Stored data
━━━━━━
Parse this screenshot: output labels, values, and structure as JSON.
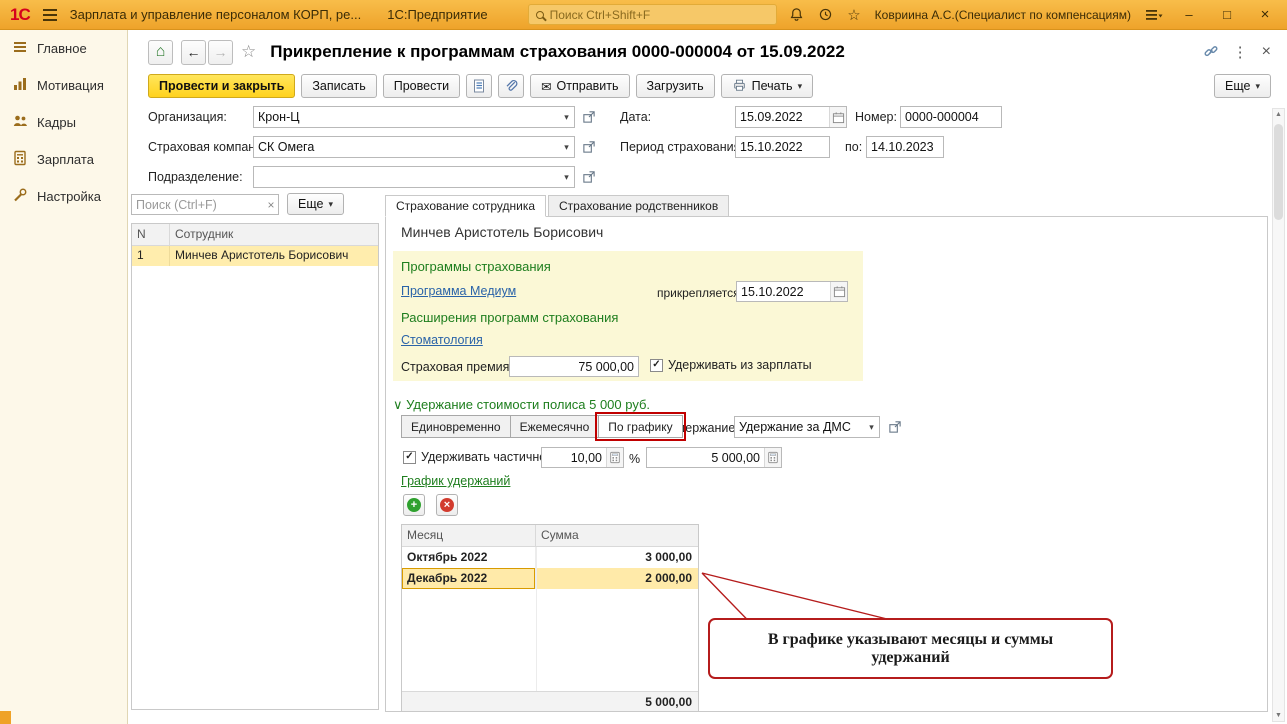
{
  "icons": {
    "dropdown": "▾",
    "star_outline": "☆",
    "back_arrow": "←",
    "forward_arrow": "→",
    "home": "⌂",
    "vertical_dots": "⋮",
    "close": "×",
    "minimize": "–",
    "maximize": "□",
    "envelope": "✉",
    "check": "✓",
    "plus": "+",
    "chevron_down": "∨",
    "scroll_up": "▲",
    "scroll_down": "▼"
  },
  "titlebar": {
    "logo": "1С",
    "app_title": "Зарплата и управление персоналом КОРП, ре...",
    "platform": "1С:Предприятие",
    "search_placeholder": "Поиск Ctrl+Shift+F",
    "user": "Ковриина А.С.(Специалист по компенсациям)"
  },
  "sidebar": {
    "items": [
      {
        "label": "Главное"
      },
      {
        "label": "Мотивация"
      },
      {
        "label": "Кадры"
      },
      {
        "label": "Зарплата"
      },
      {
        "label": "Настройка"
      }
    ]
  },
  "doc": {
    "title": "Прикрепление к программам страхования 0000-000004 от 15.09.2022",
    "toolbar": {
      "post_close": "Провести и закрыть",
      "save": "Записать",
      "post": "Провести",
      "send": "Отправить",
      "load": "Загрузить",
      "print": "Печать",
      "more": "Еще"
    },
    "header_fields": {
      "org_label": "Организация:",
      "org_value": "Крон-Ц",
      "date_label": "Дата:",
      "date_value": "15.09.2022",
      "number_label": "Номер:",
      "number_value": "0000-000004",
      "insurer_label": "Страховая компания:",
      "insurer_value": "СК Омега",
      "period_label": "Период страхования с:",
      "period_from": "15.10.2022",
      "period_to_label": "по:",
      "period_to": "14.10.2023",
      "dept_label": "Подразделение:"
    },
    "employees": {
      "search_placeholder": "Поиск (Ctrl+F)",
      "more": "Еще",
      "col_n": "N",
      "col_name": "Сотрудник",
      "rows": [
        {
          "n": "1",
          "name": "Минчев Аристотель Борисович"
        }
      ]
    },
    "tabs": [
      {
        "label": "Страхование сотрудника"
      },
      {
        "label": "Страхование родственников"
      }
    ],
    "employee_name": "Минчев Аристотель Борисович",
    "insurance": {
      "programs_header": "Программы страхования",
      "program_link": "Программа Медиум",
      "attach_label": "прикрепляется с:",
      "attach_date": "15.10.2022",
      "extensions_header": "Расширения программ страхования",
      "extension_link": "Стоматология",
      "premium_label": "Страховая премия:",
      "premium_value": "75 000,00",
      "withhold_salary_label": "Удерживать из зарплаты"
    },
    "withholding": {
      "section_title": "Удержание стоимости полиса 5 000 руб.",
      "mode_once": "Единовременно",
      "mode_monthly": "Ежемесячно",
      "mode_schedule": "По графику",
      "deduction_label": "Удержание:",
      "deduction_value": "Удержание за ДМС",
      "partial_label": "Удерживать частично",
      "percent_value": "10,00",
      "percent_sign": "%",
      "amount_value": "5 000,00",
      "schedule_link": "График удержаний",
      "table": {
        "col_month": "Месяц",
        "col_sum": "Сумма",
        "rows": [
          {
            "month": "Октябрь 2022",
            "sum": "3 000,00"
          },
          {
            "month": "Декабрь 2022",
            "sum": "2 000,00"
          }
        ],
        "total": "5 000,00"
      }
    },
    "annotation": "В графике указывают месяцы и суммы удержаний"
  }
}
━━━━━━
Exercise prompt: Repeat everything in the records precisely. Images are excluded from the copy.

Correct response:
Parse this screenshot: output labels, values, and structure as JSON.
{
  "icons": {
    "dropdown": "▾",
    "star_outline": "☆",
    "back_arrow": "←",
    "forward_arrow": "→",
    "home": "⌂",
    "vertical_dots": "⋮",
    "close": "×",
    "minimize": "–",
    "maximize": "□",
    "envelope": "✉",
    "check": "✓",
    "plus": "+",
    "chevron_down": "∨",
    "scroll_up": "▲",
    "scroll_down": "▼"
  },
  "titlebar": {
    "logo": "1С",
    "app_title": "Зарплата и управление персоналом КОРП, ре...",
    "platform": "1С:Предприятие",
    "search_placeholder": "Поиск Ctrl+Shift+F",
    "user": "Ковриина А.С.(Специалист по компенсациям)"
  },
  "sidebar": {
    "items": [
      {
        "label": "Главное"
      },
      {
        "label": "Мотивация"
      },
      {
        "label": "Кадры"
      },
      {
        "label": "Зарплата"
      },
      {
        "label": "Настройка"
      }
    ]
  },
  "doc": {
    "title": "Прикрепление к программам страхования 0000-000004 от 15.09.2022",
    "toolbar": {
      "post_close": "Провести и закрыть",
      "save": "Записать",
      "post": "Провести",
      "send": "Отправить",
      "load": "Загрузить",
      "print": "Печать",
      "more": "Еще"
    },
    "header_fields": {
      "org_label": "Организация:",
      "org_value": "Крон-Ц",
      "date_label": "Дата:",
      "date_value": "15.09.2022",
      "number_label": "Номер:",
      "number_value": "0000-000004",
      "insurer_label": "Страховая компания:",
      "insurer_value": "СК Омега",
      "period_label": "Период страхования с:",
      "period_from": "15.10.2022",
      "period_to_label": "по:",
      "period_to": "14.10.2023",
      "dept_label": "Подразделение:"
    },
    "employees": {
      "search_placeholder": "Поиск (Ctrl+F)",
      "more": "Еще",
      "col_n": "N",
      "col_name": "Сотрудник",
      "rows": [
        {
          "n": "1",
          "name": "Минчев Аристотель Борисович"
        }
      ]
    },
    "tabs": [
      {
        "label": "Страхование сотрудника"
      },
      {
        "label": "Страхование родственников"
      }
    ],
    "employee_name": "Минчев Аристотель Борисович",
    "insurance": {
      "programs_header": "Программы страхования",
      "program_link": "Программа Медиум",
      "attach_label": "прикрепляется с:",
      "attach_date": "15.10.2022",
      "extensions_header": "Расширения программ страхования",
      "extension_link": "Стоматология",
      "premium_label": "Страховая премия:",
      "premium_value": "75 000,00",
      "withhold_salary_label": "Удерживать из зарплаты"
    },
    "withholding": {
      "section_title": "Удержание стоимости полиса 5 000 руб.",
      "mode_once": "Единовременно",
      "mode_monthly": "Ежемесячно",
      "mode_schedule": "По графику",
      "deduction_label": "Удержание:",
      "deduction_value": "Удержание за ДМС",
      "partial_label": "Удерживать частично",
      "percent_value": "10,00",
      "percent_sign": "%",
      "amount_value": "5 000,00",
      "schedule_link": "График удержаний",
      "table": {
        "col_month": "Месяц",
        "col_sum": "Сумма",
        "rows": [
          {
            "month": "Октябрь 2022",
            "sum": "3 000,00"
          },
          {
            "month": "Декабрь 2022",
            "sum": "2 000,00"
          }
        ],
        "total": "5 000,00"
      }
    },
    "annotation": "В графике указывают месяцы и суммы удержаний"
  }
}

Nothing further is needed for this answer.